◆ What to do: All of the records listed below should be retyped exactly.

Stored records

——

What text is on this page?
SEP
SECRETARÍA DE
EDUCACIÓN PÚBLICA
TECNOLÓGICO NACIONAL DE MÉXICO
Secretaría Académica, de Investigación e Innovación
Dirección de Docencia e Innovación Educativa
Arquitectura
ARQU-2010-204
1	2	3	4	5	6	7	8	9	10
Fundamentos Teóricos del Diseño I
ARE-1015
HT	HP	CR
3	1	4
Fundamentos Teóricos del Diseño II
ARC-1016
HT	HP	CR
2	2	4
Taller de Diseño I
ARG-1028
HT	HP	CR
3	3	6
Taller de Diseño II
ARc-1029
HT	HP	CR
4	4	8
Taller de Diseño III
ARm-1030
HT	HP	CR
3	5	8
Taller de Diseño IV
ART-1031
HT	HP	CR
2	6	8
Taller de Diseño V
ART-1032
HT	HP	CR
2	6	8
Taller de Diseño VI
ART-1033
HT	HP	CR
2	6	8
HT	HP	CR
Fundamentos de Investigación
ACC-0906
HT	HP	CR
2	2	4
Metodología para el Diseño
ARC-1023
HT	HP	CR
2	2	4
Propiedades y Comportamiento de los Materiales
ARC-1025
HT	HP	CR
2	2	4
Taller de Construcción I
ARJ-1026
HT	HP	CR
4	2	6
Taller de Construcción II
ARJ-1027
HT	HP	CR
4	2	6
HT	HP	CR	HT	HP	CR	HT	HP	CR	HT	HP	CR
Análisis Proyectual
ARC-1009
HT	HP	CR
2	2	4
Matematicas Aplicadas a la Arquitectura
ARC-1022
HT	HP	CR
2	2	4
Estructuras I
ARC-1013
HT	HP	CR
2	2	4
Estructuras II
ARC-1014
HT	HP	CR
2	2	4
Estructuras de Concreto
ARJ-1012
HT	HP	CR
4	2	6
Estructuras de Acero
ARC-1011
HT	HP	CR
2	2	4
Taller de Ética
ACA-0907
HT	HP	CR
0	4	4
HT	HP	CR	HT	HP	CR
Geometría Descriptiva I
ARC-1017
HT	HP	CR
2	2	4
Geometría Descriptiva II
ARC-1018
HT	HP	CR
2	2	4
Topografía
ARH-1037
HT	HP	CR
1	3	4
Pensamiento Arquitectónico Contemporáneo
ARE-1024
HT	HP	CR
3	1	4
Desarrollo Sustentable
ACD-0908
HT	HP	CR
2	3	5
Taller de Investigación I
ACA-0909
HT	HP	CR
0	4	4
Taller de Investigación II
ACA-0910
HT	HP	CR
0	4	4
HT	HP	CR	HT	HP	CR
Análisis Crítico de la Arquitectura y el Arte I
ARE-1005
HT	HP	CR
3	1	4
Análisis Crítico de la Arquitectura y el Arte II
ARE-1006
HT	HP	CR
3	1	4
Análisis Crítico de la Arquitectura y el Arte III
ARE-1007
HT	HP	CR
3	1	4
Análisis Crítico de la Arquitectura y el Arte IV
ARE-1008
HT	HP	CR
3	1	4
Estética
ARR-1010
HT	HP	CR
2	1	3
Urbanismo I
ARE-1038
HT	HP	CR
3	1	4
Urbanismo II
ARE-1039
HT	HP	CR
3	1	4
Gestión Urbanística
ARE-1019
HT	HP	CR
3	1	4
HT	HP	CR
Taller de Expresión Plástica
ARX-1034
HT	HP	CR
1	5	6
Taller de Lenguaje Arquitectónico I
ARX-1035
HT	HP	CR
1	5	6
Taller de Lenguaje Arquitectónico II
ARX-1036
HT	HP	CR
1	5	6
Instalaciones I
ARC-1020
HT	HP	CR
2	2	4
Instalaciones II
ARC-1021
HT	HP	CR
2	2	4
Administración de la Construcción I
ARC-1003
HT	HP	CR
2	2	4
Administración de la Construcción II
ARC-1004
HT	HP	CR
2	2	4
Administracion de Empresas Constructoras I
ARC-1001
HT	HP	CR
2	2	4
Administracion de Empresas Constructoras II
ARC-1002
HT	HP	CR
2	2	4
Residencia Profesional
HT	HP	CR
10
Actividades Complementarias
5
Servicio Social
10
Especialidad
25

——

◆ Written solution:
What text is on this page?
SEP
SECRETARÍA DE
EDUCACIÓN PÚBLICA
TECNOLÓGICO NACIONAL DE MÉXICO
Secretaría Académica, de Investigación e Innovación
Dirección de Docencia e Innovación Educativa
Arquitectura
ARQU-2010-204
1	2	3	4	5	6	7	8	9	10
Fundamentos Teóricos del Diseño I
ARE-1015
HT	HP	CR
3	1	4
Fundamentos Teóricos del Diseño II
ARC-1016
HT	HP	CR
2	2	4
Taller de Diseño I
ARG-1028
HT	HP	CR
3	3	6
Taller de Diseño II
ARc-1029
HT	HP	CR
4	4	8
Taller de Diseño III
ARm-1030
HT	HP	CR
3	5	8
Taller de Diseño IV
ART-1031
HT	HP	CR
2	6	8
Taller de Diseño V
ART-1032
HT	HP	CR
2	6	8
Taller de Diseño VI
ART-1033
HT	HP	CR
2	6	8
HT	HP	CR
Fundamentos de Investigación
ACC-0906
HT	HP	CR
2	2	4
Metodología para el Diseño
ARC-1023
HT	HP	CR
2	2	4
Propiedades y Comportamiento de los Materiales
ARC-1025
HT	HP	CR
2	2	4
Taller de Construcción I
ARJ-1026
HT	HP	CR
4	2	6
Taller de Construcción II
ARJ-1027
HT	HP	CR
4	2	6
HT	HP	CR	HT	HP	CR	HT	HP	CR	HT	HP	CR
Análisis Proyectual
ARC-1009
HT	HP	CR
2	2	4
Matematicas Aplicadas a la Arquitectura
ARC-1022
HT	HP	CR
2	2	4
Estructuras I
ARC-1013
HT	HP	CR
2	2	4
Estructuras II
ARC-1014
HT	HP	CR
2	2	4
Estructuras de Concreto
ARJ-1012
HT	HP	CR
4	2	6
Estructuras de Acero
ARC-1011
HT	HP	CR
2	2	4
Taller de Ética
ACA-0907
HT	HP	CR
0	4	4
HT	HP	CR	HT	HP	CR
Geometría Descriptiva I
ARC-1017
HT	HP	CR
2	2	4
Geometría Descriptiva II
ARC-1018
HT	HP	CR
2	2	4
Topografía
ARH-1037
HT	HP	CR
1	3	4
Pensamiento Arquitectónico Contemporáneo
ARE-1024
HT	HP	CR
3	1	4
Desarrollo Sustentable
ACD-0908
HT	HP	CR
2	3	5
Taller de Investigación I
ACA-0909
HT	HP	CR
0	4	4
Taller de Investigación II
ACA-0910
HT	HP	CR
0	4	4
HT	HP	CR	HT	HP	CR
Análisis Crítico de la Arquitectura y el Arte I
ARE-1005
HT	HP	CR
3	1	4
Análisis Crítico de la Arquitectura y el Arte II
ARE-1006
HT	HP	CR
3	1	4
Análisis Crítico de la Arquitectura y el Arte III
ARE-1007
HT	HP	CR
3	1	4
Análisis Crítico de la Arquitectura y el Arte IV
ARE-1008
HT	HP	CR
3	1	4
Estética
ARR-1010
HT	HP	CR
2	1	3
Urbanismo I
ARE-1038
HT	HP	CR
3	1	4
Urbanismo II
ARE-1039
HT	HP	CR
3	1	4
Gestión Urbanística
ARE-1019
HT	HP	CR
3	1	4
HT	HP	CR
Taller de Expresión Plástica
ARX-1034
HT	HP	CR
1	5	6
Taller de Lenguaje Arquitectónico I
ARX-1035
HT	HP	CR
1	5	6
Taller de Lenguaje Arquitectónico II
ARX-1036
HT	HP	CR
1	5	6
Instalaciones I
ARC-1020
HT	HP	CR
2	2	4
Instalaciones II
ARC-1021
HT	HP	CR
2	2	4
Administración de la Construcción I
ARC-1003
HT	HP	CR
2	2	4
Administración de la Construcción II
ARC-1004
HT	HP	CR
2	2	4
Administracion de Empresas Constructoras I
ARC-1001
HT	HP	CR
2	2	4
Administracion de Empresas Constructoras II
ARC-1002
HT	HP	CR
2	2	4
Residencia Profesional
HT	HP	CR
10
Actividades Complementarias
5
Servicio Social
10
Especialidad
25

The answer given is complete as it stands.